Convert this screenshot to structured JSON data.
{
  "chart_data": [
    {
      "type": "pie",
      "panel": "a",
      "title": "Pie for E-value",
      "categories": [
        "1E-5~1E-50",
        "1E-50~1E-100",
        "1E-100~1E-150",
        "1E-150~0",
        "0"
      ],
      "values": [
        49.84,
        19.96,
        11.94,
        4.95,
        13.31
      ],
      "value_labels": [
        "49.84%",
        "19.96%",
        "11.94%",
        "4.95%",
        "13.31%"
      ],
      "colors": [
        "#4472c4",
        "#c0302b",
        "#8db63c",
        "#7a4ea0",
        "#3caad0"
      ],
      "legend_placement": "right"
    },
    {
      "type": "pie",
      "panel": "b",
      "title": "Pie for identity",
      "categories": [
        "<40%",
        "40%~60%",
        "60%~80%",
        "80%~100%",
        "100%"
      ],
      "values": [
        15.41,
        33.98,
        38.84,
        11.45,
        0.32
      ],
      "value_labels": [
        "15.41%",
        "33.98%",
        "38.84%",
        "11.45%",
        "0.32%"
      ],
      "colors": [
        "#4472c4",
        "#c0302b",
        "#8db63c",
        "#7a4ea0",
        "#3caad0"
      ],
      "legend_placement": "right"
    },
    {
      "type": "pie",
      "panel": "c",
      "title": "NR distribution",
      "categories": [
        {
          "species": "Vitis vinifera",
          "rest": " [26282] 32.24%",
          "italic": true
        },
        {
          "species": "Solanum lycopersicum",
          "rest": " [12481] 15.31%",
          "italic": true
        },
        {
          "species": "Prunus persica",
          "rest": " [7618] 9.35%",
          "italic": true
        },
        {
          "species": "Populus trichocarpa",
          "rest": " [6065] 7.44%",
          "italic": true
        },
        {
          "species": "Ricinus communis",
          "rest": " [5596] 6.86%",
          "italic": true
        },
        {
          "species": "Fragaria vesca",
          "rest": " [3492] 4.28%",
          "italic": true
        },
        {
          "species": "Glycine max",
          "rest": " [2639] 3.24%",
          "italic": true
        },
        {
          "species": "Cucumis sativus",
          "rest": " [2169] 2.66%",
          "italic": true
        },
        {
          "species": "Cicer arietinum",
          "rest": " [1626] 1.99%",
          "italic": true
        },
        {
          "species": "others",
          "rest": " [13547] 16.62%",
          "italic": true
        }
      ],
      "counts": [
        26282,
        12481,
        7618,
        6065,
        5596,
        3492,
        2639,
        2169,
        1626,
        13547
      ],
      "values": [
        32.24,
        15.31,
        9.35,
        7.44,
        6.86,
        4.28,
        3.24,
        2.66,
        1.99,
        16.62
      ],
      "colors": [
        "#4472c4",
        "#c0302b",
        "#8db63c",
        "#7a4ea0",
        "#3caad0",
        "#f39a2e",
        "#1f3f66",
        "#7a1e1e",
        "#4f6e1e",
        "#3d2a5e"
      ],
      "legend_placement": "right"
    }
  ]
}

====

◆ EXERCISE DETAILS ◆
Output all of the material exactly as written.

◆ TASK ANSWER ◆
Convert this screenshot to structured JSON data.
{
  "chart_data": [
    {
      "type": "pie",
      "panel": "a",
      "title": "Pie for E-value",
      "categories": [
        "1E-5~1E-50",
        "1E-50~1E-100",
        "1E-100~1E-150",
        "1E-150~0",
        "0"
      ],
      "values": [
        49.84,
        19.96,
        11.94,
        4.95,
        13.31
      ],
      "value_labels": [
        "49.84%",
        "19.96%",
        "11.94%",
        "4.95%",
        "13.31%"
      ],
      "colors": [
        "#4472c4",
        "#c0302b",
        "#8db63c",
        "#7a4ea0",
        "#3caad0"
      ],
      "legend_placement": "right"
    },
    {
      "type": "pie",
      "panel": "b",
      "title": "Pie for identity",
      "categories": [
        "<40%",
        "40%~60%",
        "60%~80%",
        "80%~100%",
        "100%"
      ],
      "values": [
        15.41,
        33.98,
        38.84,
        11.45,
        0.32
      ],
      "value_labels": [
        "15.41%",
        "33.98%",
        "38.84%",
        "11.45%",
        "0.32%"
      ],
      "colors": [
        "#4472c4",
        "#c0302b",
        "#8db63c",
        "#7a4ea0",
        "#3caad0"
      ],
      "legend_placement": "right"
    },
    {
      "type": "pie",
      "panel": "c",
      "title": "NR distribution",
      "categories": [
        {
          "species": "Vitis vinifera",
          "rest": " [26282] 32.24%",
          "italic": true
        },
        {
          "species": "Solanum lycopersicum",
          "rest": " [12481] 15.31%",
          "italic": true
        },
        {
          "species": "Prunus persica",
          "rest": " [7618] 9.35%",
          "italic": true
        },
        {
          "species": "Populus trichocarpa",
          "rest": " [6065] 7.44%",
          "italic": true
        },
        {
          "species": "Ricinus communis",
          "rest": " [5596] 6.86%",
          "italic": true
        },
        {
          "species": "Fragaria vesca",
          "rest": " [3492] 4.28%",
          "italic": true
        },
        {
          "species": "Glycine max",
          "rest": " [2639] 3.24%",
          "italic": true
        },
        {
          "species": "Cucumis sativus",
          "rest": " [2169] 2.66%",
          "italic": true
        },
        {
          "species": "Cicer arietinum",
          "rest": " [1626] 1.99%",
          "italic": true
        },
        {
          "species": "others",
          "rest": " [13547] 16.62%",
          "italic": true
        }
      ],
      "counts": [
        26282,
        12481,
        7618,
        6065,
        5596,
        3492,
        2639,
        2169,
        1626,
        13547
      ],
      "values": [
        32.24,
        15.31,
        9.35,
        7.44,
        6.86,
        4.28,
        3.24,
        2.66,
        1.99,
        16.62
      ],
      "colors": [
        "#4472c4",
        "#c0302b",
        "#8db63c",
        "#7a4ea0",
        "#3caad0",
        "#f39a2e",
        "#1f3f66",
        "#7a1e1e",
        "#4f6e1e",
        "#3d2a5e"
      ],
      "legend_placement": "right"
    }
  ]
}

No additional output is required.